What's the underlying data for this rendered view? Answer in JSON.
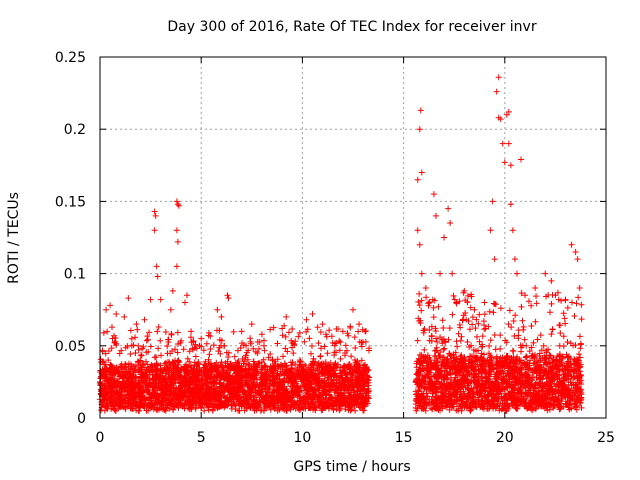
{
  "chart_data": {
    "type": "scatter",
    "title": "Day 300 of 2016, Rate Of TEC Index for receiver invr",
    "xlabel": "GPS time / hours",
    "ylabel": "ROTI / TECUs",
    "xlim": [
      0,
      25
    ],
    "ylim": [
      0,
      0.25
    ],
    "xticks": [
      0,
      5,
      10,
      15,
      20,
      25
    ],
    "xtick_labels": [
      "0",
      "5",
      "10",
      "15",
      "20",
      "25"
    ],
    "yticks": [
      0,
      0.05,
      0.1,
      0.15,
      0.2,
      0.25
    ],
    "ytick_labels": [
      "0",
      "0.05",
      "0.1",
      "0.15",
      "0.2",
      "0.25"
    ],
    "grid": true,
    "marker": "plus",
    "color": "#ff0000",
    "series": [
      {
        "name": "ROTI",
        "segments": [
          {
            "x_range": [
              0,
              13.3
            ],
            "base_range": [
              0.01,
              0.04
            ],
            "typical_max": 0.065
          },
          {
            "x_range": [
              15.6,
              23.8
            ],
            "base_range": [
              0.01,
              0.045
            ],
            "typical_max": 0.09
          }
        ],
        "points": [
          [
            0.3,
            0.075
          ],
          [
            0.5,
            0.078
          ],
          [
            0.8,
            0.072
          ],
          [
            1.2,
            0.07
          ],
          [
            1.4,
            0.083
          ],
          [
            1.8,
            0.065
          ],
          [
            2.2,
            0.068
          ],
          [
            2.5,
            0.082
          ],
          [
            2.7,
            0.143
          ],
          [
            2.75,
            0.14
          ],
          [
            2.7,
            0.13
          ],
          [
            2.8,
            0.105
          ],
          [
            2.85,
            0.098
          ],
          [
            3.0,
            0.082
          ],
          [
            3.5,
            0.075
          ],
          [
            3.6,
            0.088
          ],
          [
            3.8,
            0.15
          ],
          [
            3.85,
            0.148
          ],
          [
            3.9,
            0.147
          ],
          [
            3.8,
            0.13
          ],
          [
            3.85,
            0.122
          ],
          [
            3.8,
            0.105
          ],
          [
            4.2,
            0.08
          ],
          [
            4.3,
            0.085
          ],
          [
            4.5,
            0.06
          ],
          [
            5.0,
            0.055
          ],
          [
            5.8,
            0.075
          ],
          [
            6.0,
            0.07
          ],
          [
            6.3,
            0.085
          ],
          [
            6.35,
            0.083
          ],
          [
            7.0,
            0.06
          ],
          [
            7.5,
            0.065
          ],
          [
            8.0,
            0.058
          ],
          [
            9.0,
            0.062
          ],
          [
            9.2,
            0.07
          ],
          [
            10.2,
            0.068
          ],
          [
            10.5,
            0.072
          ],
          [
            11.0,
            0.065
          ],
          [
            12.0,
            0.06
          ],
          [
            12.5,
            0.075
          ],
          [
            12.8,
            0.065
          ],
          [
            13.1,
            0.06
          ],
          [
            15.7,
            0.165
          ],
          [
            15.8,
            0.2
          ],
          [
            15.85,
            0.213
          ],
          [
            15.9,
            0.17
          ],
          [
            15.7,
            0.13
          ],
          [
            15.8,
            0.12
          ],
          [
            15.9,
            0.1
          ],
          [
            16.1,
            0.09
          ],
          [
            16.5,
            0.155
          ],
          [
            16.6,
            0.14
          ],
          [
            16.8,
            0.1
          ],
          [
            17.0,
            0.125
          ],
          [
            17.2,
            0.145
          ],
          [
            17.3,
            0.135
          ],
          [
            17.4,
            0.1
          ],
          [
            17.6,
            0.08
          ],
          [
            18.0,
            0.088
          ],
          [
            18.5,
            0.075
          ],
          [
            19.0,
            0.08
          ],
          [
            19.3,
            0.13
          ],
          [
            19.4,
            0.15
          ],
          [
            19.5,
            0.11
          ],
          [
            19.6,
            0.226
          ],
          [
            19.7,
            0.236
          ],
          [
            19.7,
            0.208
          ],
          [
            19.8,
            0.207
          ],
          [
            19.9,
            0.19
          ],
          [
            20.0,
            0.177
          ],
          [
            20.1,
            0.21
          ],
          [
            20.2,
            0.212
          ],
          [
            20.2,
            0.19
          ],
          [
            20.3,
            0.175
          ],
          [
            20.3,
            0.148
          ],
          [
            20.4,
            0.13
          ],
          [
            20.5,
            0.11
          ],
          [
            20.6,
            0.1
          ],
          [
            20.8,
            0.179
          ],
          [
            21.0,
            0.085
          ],
          [
            21.5,
            0.09
          ],
          [
            22.0,
            0.1
          ],
          [
            22.3,
            0.095
          ],
          [
            22.5,
            0.085
          ],
          [
            23.0,
            0.082
          ],
          [
            23.3,
            0.12
          ],
          [
            23.5,
            0.115
          ],
          [
            23.6,
            0.11
          ],
          [
            23.7,
            0.09
          ]
        ]
      }
    ]
  }
}
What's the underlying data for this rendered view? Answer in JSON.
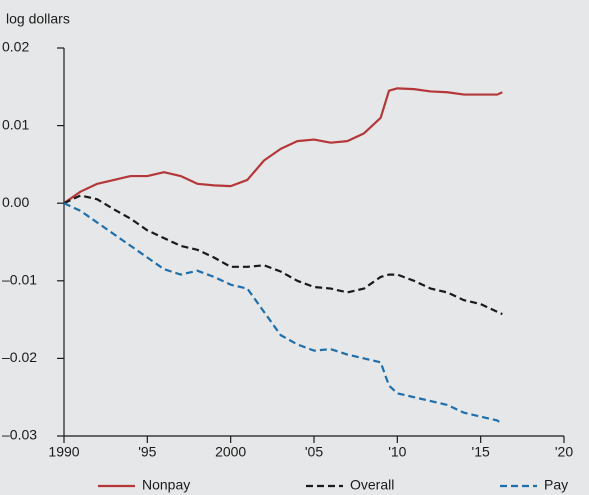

----------------

▶ Task objective
Extract the text of all the records above verbatim, excluding pictures.

▶ Full answer
What's the underlying data for this rendered view? Answer in JSON.
{
  "chart_data": {
    "type": "scatter",
    "title": "Day 300 of 2016, Rate Of TEC Index for receiver invr",
    "xlabel": "GPS time / hours",
    "ylabel": "ROTI / TECUs",
    "xlim": [
      0,
      25
    ],
    "ylim": [
      0,
      0.25
    ],
    "xticks": [
      0,
      5,
      10,
      15,
      20,
      25
    ],
    "xtick_labels": [
      "0",
      "5",
      "10",
      "15",
      "20",
      "25"
    ],
    "yticks": [
      0,
      0.05,
      0.1,
      0.15,
      0.2,
      0.25
    ],
    "ytick_labels": [
      "0",
      "0.05",
      "0.1",
      "0.15",
      "0.2",
      "0.25"
    ],
    "grid": true,
    "marker": "plus",
    "color": "#ff0000",
    "series": [
      {
        "name": "ROTI",
        "segments": [
          {
            "x_range": [
              0,
              13.3
            ],
            "base_range": [
              0.01,
              0.04
            ],
            "typical_max": 0.065
          },
          {
            "x_range": [
              15.6,
              23.8
            ],
            "base_range": [
              0.01,
              0.045
            ],
            "typical_max": 0.09
          }
        ],
        "points": [
          [
            0.3,
            0.075
          ],
          [
            0.5,
            0.078
          ],
          [
            0.8,
            0.072
          ],
          [
            1.2,
            0.07
          ],
          [
            1.4,
            0.083
          ],
          [
            1.8,
            0.065
          ],
          [
            2.2,
            0.068
          ],
          [
            2.5,
            0.082
          ],
          [
            2.7,
            0.143
          ],
          [
            2.75,
            0.14
          ],
          [
            2.7,
            0.13
          ],
          [
            2.8,
            0.105
          ],
          [
            2.85,
            0.098
          ],
          [
            3.0,
            0.082
          ],
          [
            3.5,
            0.075
          ],
          [
            3.6,
            0.088
          ],
          [
            3.8,
            0.15
          ],
          [
            3.85,
            0.148
          ],
          [
            3.9,
            0.147
          ],
          [
            3.8,
            0.13
          ],
          [
            3.85,
            0.122
          ],
          [
            3.8,
            0.105
          ],
          [
            4.2,
            0.08
          ],
          [
            4.3,
            0.085
          ],
          [
            4.5,
            0.06
          ],
          [
            5.0,
            0.055
          ],
          [
            5.8,
            0.075
          ],
          [
            6.0,
            0.07
          ],
          [
            6.3,
            0.085
          ],
          [
            6.35,
            0.083
          ],
          [
            7.0,
            0.06
          ],
          [
            7.5,
            0.065
          ],
          [
            8.0,
            0.058
          ],
          [
            9.0,
            0.062
          ],
          [
            9.2,
            0.07
          ],
          [
            10.2,
            0.068
          ],
          [
            10.5,
            0.072
          ],
          [
            11.0,
            0.065
          ],
          [
            12.0,
            0.06
          ],
          [
            12.5,
            0.075
          ],
          [
            12.8,
            0.065
          ],
          [
            13.1,
            0.06
          ],
          [
            15.7,
            0.165
          ],
          [
            15.8,
            0.2
          ],
          [
            15.85,
            0.213
          ],
          [
            15.9,
            0.17
          ],
          [
            15.7,
            0.13
          ],
          [
            15.8,
            0.12
          ],
          [
            15.9,
            0.1
          ],
          [
            16.1,
            0.09
          ],
          [
            16.5,
            0.155
          ],
          [
            16.6,
            0.14
          ],
          [
            16.8,
            0.1
          ],
          [
            17.0,
            0.125
          ],
          [
            17.2,
            0.145
          ],
          [
            17.3,
            0.135
          ],
          [
            17.4,
            0.1
          ],
          [
            17.6,
            0.08
          ],
          [
            18.0,
            0.088
          ],
          [
            18.5,
            0.075
          ],
          [
            19.0,
            0.08
          ],
          [
            19.3,
            0.13
          ],
          [
            19.4,
            0.15
          ],
          [
            19.5,
            0.11
          ],
          [
            19.6,
            0.226
          ],
          [
            19.7,
            0.236
          ],
          [
            19.7,
            0.208
          ],
          [
            19.8,
            0.207
          ],
          [
            19.9,
            0.19
          ],
          [
            20.0,
            0.177
          ],
          [
            20.1,
            0.21
          ],
          [
            20.2,
            0.212
          ],
          [
            20.2,
            0.19
          ],
          [
            20.3,
            0.175
          ],
          [
            20.3,
            0.148
          ],
          [
            20.4,
            0.13
          ],
          [
            20.5,
            0.11
          ],
          [
            20.6,
            0.1
          ],
          [
            20.8,
            0.179
          ],
          [
            21.0,
            0.085
          ],
          [
            21.5,
            0.09
          ],
          [
            22.0,
            0.1
          ],
          [
            22.3,
            0.095
          ],
          [
            22.5,
            0.085
          ],
          [
            23.0,
            0.082
          ],
          [
            23.3,
            0.12
          ],
          [
            23.5,
            0.115
          ],
          [
            23.6,
            0.11
          ],
          [
            23.7,
            0.09
          ]
        ]
      }
    ]
  }
}
What's the underlying data for this rendered view? Answer in JSON.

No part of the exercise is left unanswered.